| Your instructions |
Determine which lines contain the word "окружности", then copy those lines.

(Dataset items)

>> BEGIN

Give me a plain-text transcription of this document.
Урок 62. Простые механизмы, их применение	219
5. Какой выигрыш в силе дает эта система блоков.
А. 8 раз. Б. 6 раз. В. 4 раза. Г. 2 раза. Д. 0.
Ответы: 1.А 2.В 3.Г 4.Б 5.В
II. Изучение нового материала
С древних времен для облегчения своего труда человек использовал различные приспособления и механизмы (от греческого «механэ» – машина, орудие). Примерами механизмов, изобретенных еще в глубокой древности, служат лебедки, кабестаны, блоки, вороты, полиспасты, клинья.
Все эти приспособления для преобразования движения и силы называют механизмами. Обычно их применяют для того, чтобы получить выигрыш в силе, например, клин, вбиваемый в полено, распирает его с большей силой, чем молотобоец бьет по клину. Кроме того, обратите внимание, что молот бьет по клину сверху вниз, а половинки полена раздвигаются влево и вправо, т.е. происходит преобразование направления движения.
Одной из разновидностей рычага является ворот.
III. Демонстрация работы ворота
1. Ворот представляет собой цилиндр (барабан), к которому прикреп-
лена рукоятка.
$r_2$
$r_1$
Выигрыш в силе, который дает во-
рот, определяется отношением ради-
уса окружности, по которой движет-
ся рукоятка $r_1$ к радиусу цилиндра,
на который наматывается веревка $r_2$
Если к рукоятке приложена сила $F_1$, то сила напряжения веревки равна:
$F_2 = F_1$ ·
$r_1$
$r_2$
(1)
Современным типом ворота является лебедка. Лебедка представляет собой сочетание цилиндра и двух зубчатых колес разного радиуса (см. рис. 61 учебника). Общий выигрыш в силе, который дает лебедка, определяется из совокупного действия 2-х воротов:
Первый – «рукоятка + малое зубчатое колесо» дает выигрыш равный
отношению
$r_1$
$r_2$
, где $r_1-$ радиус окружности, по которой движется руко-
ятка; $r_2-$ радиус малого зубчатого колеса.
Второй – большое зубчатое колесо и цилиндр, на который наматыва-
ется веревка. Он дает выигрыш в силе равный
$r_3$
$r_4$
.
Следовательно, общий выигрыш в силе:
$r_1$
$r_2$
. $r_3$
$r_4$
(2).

>> END

| Answer for the task |
уса окружности, по которой движет-
, где $r_1-$ радиус окружности, по которой движется руко-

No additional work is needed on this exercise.